* **TEXTABSCHNITT**:
⁂

# Wo Lüfter anstecken? (Kein 3-pin-Stecker am Netzteil)



## Kornspitz (16. Dezember 2009)

*Wo Lüfter anstecken? (Kein 3-pin-Stecker am Netzteil)*

Hallo!

Bin grad dabei mir meinen neuen PC zusammenzubauen, und weiß nicht wie ich die Lüfter anschließen soll. Wenn möglich würd ich's gern ohne zusätzliche Teile (Lüftersteuerung) einbauen.

Ich hab 2 Lüfter (Scythe Slipstream 800), an denen ist jeweils ein 3pin-Stecker dran, und ein Adapter auf 4pin-Molex dabei.
Mein Mainboard (ASRock P43DE) hat nur den CPU-Lüfter-Steckplatz und zusätzlich nur EINEN 3pin-Fan-Stecker.
Das Netzteil (Be Quiet Pure Power 530) hat diese Steckplätze.

1. Kann ich die Lüfter mit dem 4-pin-Molex-Adapter direkt ans Netzteil anstecken? Bei den Netzteil-Steckern steht zwar HDD/DVD drauf, aber sonst gibt's keinen der dafür in Frage kommt. ?!
2. Spricht was dagegen, 1 Lüfter am Netzteil und den anderen am Mainboard anzustecken? Und wenn ich's so mach: Ist egal, welchen ich wo ansteck? Ich würd dann wohl den hinteren am Netzteil anstecken, wegen Unterdruck und Lautstärke.
3. Kann ich beide am Mainboard anstecken? In der Anleitung vom MB steht nix drüber, ob der 2 Lüfter verträgt. Würd das überhaupt viel bringen? Die Slipstream 800er sollen eh so leise sein, da macht's wohl eh nix wenn der mit dem 4pin-Stecker am Netzteil hängt und immer läuft, oder?

Vielen Dank im Voraus!

Mfg


----------



## ole88 (16. Dezember 2009)

⁂

* **BEREITGESTELLTE DATEN**:
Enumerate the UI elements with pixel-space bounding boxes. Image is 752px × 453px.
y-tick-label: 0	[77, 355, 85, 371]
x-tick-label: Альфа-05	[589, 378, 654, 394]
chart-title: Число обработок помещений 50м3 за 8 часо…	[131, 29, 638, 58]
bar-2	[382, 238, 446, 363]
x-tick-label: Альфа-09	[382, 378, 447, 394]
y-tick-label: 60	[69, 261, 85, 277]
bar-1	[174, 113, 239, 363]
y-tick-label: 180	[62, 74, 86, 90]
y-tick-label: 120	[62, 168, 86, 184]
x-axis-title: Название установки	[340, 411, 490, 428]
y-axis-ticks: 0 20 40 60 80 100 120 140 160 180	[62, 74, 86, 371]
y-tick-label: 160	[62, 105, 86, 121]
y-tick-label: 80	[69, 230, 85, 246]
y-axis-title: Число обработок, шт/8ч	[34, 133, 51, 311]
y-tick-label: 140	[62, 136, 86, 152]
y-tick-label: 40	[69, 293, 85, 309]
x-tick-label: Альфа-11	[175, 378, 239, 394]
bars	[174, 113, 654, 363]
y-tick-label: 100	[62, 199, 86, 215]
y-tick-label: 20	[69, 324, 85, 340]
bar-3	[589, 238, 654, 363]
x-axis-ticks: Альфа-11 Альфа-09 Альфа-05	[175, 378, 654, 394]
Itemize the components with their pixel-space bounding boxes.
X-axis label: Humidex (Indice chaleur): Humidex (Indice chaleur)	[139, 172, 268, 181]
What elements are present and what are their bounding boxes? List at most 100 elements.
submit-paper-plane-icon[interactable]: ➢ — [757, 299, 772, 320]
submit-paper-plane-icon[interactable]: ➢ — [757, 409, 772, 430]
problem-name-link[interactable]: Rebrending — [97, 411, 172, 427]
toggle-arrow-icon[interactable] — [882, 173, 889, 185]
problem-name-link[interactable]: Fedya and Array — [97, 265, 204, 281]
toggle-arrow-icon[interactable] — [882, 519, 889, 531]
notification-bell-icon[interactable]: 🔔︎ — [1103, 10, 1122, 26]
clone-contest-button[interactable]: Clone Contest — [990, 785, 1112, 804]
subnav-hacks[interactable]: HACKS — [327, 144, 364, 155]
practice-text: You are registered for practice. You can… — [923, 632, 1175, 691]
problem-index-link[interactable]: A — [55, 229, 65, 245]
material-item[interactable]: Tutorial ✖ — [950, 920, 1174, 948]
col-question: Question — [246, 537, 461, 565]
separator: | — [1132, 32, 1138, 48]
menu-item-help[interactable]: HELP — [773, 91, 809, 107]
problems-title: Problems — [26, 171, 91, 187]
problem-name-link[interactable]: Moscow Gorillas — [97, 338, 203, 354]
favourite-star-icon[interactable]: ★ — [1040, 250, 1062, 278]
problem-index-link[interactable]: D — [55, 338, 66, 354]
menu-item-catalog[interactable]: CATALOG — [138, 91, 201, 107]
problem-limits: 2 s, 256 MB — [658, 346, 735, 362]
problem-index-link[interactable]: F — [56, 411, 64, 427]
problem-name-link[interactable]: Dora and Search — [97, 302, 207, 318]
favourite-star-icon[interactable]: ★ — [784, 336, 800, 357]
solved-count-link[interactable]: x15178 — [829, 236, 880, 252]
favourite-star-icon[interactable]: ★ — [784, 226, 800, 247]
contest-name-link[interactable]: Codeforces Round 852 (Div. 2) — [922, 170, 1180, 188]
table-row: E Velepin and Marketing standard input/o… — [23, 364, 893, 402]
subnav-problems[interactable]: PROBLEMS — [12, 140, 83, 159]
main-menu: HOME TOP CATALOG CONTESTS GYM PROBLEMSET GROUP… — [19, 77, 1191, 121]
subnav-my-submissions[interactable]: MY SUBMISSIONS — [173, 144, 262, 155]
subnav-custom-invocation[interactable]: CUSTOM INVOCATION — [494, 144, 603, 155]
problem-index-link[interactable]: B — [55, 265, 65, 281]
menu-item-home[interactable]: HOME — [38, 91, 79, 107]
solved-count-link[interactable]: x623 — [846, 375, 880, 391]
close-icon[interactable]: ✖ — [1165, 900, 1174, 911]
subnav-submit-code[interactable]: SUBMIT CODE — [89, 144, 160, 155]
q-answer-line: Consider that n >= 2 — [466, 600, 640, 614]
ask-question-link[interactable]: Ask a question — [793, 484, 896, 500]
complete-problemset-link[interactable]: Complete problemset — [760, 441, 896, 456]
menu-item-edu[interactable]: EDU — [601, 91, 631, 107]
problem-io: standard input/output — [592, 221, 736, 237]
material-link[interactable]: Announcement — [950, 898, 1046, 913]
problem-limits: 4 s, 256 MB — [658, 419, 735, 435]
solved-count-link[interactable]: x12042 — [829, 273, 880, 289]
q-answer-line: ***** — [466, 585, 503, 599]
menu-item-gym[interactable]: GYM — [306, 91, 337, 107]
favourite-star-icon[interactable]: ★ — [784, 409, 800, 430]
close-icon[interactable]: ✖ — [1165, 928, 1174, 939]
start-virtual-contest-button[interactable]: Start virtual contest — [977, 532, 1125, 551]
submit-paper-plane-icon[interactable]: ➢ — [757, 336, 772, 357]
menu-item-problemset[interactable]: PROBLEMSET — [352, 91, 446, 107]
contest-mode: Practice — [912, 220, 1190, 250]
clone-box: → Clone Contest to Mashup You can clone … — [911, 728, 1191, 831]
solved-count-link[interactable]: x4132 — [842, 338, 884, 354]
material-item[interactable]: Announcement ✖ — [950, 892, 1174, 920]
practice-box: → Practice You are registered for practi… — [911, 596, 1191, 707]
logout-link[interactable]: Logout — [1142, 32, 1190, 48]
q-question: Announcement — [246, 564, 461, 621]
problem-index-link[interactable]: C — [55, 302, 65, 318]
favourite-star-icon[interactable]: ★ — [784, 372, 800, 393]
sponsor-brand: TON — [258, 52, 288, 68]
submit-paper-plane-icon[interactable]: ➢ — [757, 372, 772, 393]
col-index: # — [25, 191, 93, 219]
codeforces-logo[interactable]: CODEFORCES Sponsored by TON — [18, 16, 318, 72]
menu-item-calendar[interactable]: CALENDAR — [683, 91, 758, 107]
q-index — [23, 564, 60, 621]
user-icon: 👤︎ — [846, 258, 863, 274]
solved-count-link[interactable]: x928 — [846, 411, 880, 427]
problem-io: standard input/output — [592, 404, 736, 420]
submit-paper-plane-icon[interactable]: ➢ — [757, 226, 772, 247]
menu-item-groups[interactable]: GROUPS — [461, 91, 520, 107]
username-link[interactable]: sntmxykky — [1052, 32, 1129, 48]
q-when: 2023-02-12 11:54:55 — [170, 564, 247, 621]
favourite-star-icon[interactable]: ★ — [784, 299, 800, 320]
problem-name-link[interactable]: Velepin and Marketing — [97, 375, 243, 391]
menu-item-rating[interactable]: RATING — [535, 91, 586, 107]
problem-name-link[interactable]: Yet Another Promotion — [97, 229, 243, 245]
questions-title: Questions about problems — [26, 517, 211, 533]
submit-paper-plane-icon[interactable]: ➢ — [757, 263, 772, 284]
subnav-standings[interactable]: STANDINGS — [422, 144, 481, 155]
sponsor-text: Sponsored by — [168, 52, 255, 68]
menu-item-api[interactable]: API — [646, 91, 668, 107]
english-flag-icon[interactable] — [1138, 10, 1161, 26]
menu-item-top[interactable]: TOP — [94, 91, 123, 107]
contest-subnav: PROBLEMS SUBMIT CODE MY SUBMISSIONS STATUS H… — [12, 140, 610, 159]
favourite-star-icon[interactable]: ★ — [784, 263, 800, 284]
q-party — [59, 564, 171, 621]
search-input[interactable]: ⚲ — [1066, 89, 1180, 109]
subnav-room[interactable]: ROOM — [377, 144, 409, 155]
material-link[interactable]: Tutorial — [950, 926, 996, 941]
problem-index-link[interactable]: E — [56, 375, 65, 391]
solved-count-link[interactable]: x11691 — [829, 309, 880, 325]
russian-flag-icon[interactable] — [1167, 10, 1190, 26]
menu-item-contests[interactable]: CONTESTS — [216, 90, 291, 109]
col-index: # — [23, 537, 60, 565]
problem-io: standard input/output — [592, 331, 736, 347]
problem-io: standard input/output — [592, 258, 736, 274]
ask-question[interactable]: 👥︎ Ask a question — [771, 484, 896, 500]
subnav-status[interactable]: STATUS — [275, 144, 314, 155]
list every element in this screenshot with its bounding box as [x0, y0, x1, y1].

⁂

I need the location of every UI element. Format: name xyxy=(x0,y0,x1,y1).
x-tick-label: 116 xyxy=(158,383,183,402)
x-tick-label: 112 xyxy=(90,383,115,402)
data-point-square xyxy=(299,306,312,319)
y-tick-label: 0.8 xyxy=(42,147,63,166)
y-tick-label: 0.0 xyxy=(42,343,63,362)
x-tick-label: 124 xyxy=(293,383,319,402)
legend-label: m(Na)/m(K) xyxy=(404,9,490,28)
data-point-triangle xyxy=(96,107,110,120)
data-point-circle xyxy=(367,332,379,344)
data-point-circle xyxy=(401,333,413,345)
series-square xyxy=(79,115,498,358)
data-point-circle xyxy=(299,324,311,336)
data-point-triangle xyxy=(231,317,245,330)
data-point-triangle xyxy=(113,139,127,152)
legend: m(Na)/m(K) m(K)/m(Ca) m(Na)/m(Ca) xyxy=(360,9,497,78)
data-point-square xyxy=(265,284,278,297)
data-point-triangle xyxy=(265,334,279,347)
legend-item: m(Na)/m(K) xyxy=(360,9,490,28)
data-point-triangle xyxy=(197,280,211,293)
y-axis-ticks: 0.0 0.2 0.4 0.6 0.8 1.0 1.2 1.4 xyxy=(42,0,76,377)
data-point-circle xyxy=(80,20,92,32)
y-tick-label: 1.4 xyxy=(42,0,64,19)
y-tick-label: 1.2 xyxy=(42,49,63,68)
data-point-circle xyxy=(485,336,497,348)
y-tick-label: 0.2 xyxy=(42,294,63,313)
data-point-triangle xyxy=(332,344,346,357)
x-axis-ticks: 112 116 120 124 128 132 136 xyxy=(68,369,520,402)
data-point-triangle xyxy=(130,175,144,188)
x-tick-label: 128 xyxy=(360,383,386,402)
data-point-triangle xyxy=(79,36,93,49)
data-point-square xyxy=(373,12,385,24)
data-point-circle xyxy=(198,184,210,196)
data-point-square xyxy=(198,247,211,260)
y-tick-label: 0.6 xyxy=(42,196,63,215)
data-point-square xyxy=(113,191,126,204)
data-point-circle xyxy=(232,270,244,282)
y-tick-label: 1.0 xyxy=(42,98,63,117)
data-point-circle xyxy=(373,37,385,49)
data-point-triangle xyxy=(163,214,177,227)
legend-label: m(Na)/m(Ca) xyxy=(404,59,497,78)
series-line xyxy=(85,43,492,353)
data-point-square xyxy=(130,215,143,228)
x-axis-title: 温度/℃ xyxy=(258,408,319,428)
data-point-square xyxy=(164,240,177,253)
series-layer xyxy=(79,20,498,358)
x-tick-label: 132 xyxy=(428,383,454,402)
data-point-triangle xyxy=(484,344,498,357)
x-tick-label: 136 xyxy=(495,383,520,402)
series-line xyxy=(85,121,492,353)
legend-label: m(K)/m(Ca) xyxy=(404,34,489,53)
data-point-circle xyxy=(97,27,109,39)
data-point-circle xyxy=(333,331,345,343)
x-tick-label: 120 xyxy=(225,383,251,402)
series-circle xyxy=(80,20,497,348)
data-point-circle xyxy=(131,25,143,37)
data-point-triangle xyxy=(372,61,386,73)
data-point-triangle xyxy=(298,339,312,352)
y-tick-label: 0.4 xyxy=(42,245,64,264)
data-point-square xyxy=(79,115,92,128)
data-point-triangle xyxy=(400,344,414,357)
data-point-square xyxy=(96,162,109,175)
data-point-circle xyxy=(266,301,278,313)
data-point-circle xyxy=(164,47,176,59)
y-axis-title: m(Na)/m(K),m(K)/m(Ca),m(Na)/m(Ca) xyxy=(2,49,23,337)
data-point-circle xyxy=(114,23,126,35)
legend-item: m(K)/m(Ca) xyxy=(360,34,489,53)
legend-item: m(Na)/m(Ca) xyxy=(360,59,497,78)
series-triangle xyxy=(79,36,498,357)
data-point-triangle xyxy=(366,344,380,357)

⁂

* **ZU ERLEDIGEN**: Schreibe den Forenthread zum Anschluss der Gehäuselüfter ab der Stelle weiter, an der er aufhört.

* **RICHTIGE ANTWORT**:
*AW: Wo Lüfter anstecken? (Kein 3-pin-Stecker am Netzteil)*

1.ja kannst du ohne probs machen
2.es spricht nichts dagegen, der wo am nt hängt läuft noch so 2-3min nach somit würde ich einen nehmen der die warme luft rausbefördert also denn hinteren.
3.ja mit einem y-stecker geht auch das, jedes normale mb hält 2 lüfter an einem steckplatz aus


----------



## hulkhardy1 (16. Dezember 2009)

*AW: Wo Lüfter anstecken? (Kein 3-pin-Stecker am Netzteil)*

die be quiet haben meist auch noch eine Anlaufautomatik die am Anfang für einen kurzen Augenblick eine Stromspitze geben um die Lüfter zu starten das auf garkeinen Fall einer hängen bleibt, und die laufen 3min nach (nach dem Ausschallten).


----------



## Kornspitz (16. Dezember 2009)

*AW: Wo Lüfter anstecken? (Kein 3-pin-Stecker am Netzteil)*

Ok, dann mach ich's wie geplant und steck den vorderen am MB, und den hinteren am NT an.

Danke!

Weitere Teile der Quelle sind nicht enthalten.